Activity A >> Summarize the marshalling excerpt in two sentences.
Activity B >>
Answer these questions from the marshalling excerpt, one per line:
(i) Why are some of the protocol elements IntPtrs?
(ii) At what field offset is the Data field placed in PacketStruct?
(iii) Which call in DecompileBinaryBuffer frees the allocated memory?

Document extract >>
+ + + + +

This parser has to cope with varying field layouts, hence some of the protocol elements are IntPtrs.

When I try to access a pointer within a struct after mapping the raw buffer into it, I run into an access violation.

I made up a simple example which shows the crucial part:

namespace CS_StructMarshalling
{
  class Packet
  {  
    public PacketStruct Fields;

    [StructLayout(LayoutKind.Explicit)]
    public struct PacketStruct
    {
      [FieldOffset(0)] public UInt16 Flags;
      [FieldOffset(2)] public IntPtr Data;
    }

    public Packet()
    {
      Fields = new PacketStruct();
    }

    public void DecompileBinaryBuffer(ref Byte[] byteBuffer)
    {
      int size = Marshal.SizeOf(typeof(PacketStruct)); 
      IntPtr ptr = Marshal.AllocHGlobal(size);

      Marshal.Copy(byteBuffer, 0, ptr, size);

      this.Fields = (PacketStruct)Marshal.PtrToStructure(ptr, typeof(PacketStruct));
      Marshal.FreeHGlobal(ptr);
    }
  }

  class Program
  {
    static void Main(string[] args)

+ + + + +

Extracted material >>

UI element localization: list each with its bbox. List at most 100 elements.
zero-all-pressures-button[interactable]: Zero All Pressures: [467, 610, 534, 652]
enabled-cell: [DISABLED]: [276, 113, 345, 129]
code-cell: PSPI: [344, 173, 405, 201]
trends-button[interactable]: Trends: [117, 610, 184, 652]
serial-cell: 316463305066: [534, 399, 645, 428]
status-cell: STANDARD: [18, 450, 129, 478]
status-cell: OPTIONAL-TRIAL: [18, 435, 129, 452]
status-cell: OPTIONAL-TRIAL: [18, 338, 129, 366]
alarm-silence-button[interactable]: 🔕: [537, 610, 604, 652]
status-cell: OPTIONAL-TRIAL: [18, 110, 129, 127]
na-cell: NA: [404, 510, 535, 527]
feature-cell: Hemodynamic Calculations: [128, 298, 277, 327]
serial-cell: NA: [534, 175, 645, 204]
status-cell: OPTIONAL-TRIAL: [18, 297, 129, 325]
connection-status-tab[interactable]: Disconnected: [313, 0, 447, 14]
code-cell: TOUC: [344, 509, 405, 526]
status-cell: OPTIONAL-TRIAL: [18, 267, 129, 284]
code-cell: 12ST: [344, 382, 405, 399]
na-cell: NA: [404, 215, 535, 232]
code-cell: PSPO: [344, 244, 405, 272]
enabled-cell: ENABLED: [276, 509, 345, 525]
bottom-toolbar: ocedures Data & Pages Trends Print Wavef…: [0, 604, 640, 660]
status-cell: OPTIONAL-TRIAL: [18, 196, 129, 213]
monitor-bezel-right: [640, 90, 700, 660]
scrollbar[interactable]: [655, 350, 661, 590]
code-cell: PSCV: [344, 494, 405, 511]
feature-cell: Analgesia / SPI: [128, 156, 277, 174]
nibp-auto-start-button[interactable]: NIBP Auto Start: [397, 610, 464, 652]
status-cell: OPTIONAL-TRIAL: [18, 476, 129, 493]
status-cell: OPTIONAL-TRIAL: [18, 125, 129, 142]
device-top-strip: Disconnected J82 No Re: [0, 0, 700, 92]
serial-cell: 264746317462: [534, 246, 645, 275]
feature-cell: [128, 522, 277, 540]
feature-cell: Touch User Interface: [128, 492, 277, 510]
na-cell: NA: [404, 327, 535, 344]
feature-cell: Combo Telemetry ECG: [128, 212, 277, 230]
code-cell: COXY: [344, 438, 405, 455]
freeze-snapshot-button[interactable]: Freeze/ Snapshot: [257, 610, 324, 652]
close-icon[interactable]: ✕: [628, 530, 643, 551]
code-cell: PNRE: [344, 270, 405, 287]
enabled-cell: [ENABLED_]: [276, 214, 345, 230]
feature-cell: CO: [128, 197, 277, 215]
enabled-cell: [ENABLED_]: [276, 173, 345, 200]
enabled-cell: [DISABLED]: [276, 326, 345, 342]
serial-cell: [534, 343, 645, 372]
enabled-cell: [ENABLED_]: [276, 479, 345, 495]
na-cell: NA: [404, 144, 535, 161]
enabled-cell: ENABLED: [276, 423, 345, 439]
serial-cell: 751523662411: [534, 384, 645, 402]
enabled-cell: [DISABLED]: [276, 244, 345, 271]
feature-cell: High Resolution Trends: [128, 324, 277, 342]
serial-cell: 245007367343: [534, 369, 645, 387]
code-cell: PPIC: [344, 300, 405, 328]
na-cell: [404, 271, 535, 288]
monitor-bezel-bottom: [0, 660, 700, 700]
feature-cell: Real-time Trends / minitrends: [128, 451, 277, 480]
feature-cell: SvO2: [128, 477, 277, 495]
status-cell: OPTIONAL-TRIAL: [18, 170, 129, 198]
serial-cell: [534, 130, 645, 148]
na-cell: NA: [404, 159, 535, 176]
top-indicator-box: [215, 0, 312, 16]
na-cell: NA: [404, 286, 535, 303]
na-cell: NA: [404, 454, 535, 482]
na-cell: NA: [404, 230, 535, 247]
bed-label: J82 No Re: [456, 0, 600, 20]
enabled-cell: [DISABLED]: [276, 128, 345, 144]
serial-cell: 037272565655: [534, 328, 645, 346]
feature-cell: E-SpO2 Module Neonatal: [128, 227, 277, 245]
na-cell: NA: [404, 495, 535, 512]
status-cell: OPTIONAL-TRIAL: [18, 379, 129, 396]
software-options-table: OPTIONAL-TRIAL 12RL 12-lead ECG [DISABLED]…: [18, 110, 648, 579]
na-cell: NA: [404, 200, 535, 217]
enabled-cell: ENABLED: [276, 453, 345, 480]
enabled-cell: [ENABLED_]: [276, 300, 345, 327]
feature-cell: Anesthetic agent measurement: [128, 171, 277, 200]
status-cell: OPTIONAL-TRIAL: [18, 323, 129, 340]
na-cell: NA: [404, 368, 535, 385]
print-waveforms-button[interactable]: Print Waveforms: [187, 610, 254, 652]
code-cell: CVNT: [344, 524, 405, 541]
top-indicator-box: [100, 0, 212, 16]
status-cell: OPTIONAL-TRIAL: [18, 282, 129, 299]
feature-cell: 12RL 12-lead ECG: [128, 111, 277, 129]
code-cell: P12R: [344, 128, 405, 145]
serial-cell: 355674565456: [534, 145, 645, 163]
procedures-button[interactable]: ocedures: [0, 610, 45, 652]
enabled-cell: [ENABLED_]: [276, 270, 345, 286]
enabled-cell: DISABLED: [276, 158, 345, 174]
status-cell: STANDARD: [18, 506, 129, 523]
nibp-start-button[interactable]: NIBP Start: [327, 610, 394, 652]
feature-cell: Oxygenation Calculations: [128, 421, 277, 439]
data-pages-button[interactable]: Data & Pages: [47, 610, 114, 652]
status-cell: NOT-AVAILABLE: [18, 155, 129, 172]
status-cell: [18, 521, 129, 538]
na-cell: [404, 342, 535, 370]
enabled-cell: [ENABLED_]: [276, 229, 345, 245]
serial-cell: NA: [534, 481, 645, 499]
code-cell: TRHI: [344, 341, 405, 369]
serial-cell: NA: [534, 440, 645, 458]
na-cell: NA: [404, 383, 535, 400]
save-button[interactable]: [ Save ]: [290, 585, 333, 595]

+ + + + +

Exercise output A >> The parser must handle varying field layouts, so some protocol elements are IntPtrs, and accessing a pointer within a struct after mapping the raw buffer into it causes an access violation. The example shows a Packet class whose explicit-layout PacketStruct holds a UInt16 Flags field at offset 0 and an IntPtr Data field at offset 2, and whose DecompileBinaryBuffer method copies the byte buffer into allocated memory and converts it to the struct with Marshal.PtrToStructure.

Exercise output B >>
(i) The parser has to cope with varying field layouts.
(ii) Offset 2.
(iii) Marshal.FreeHGlobal(ptr).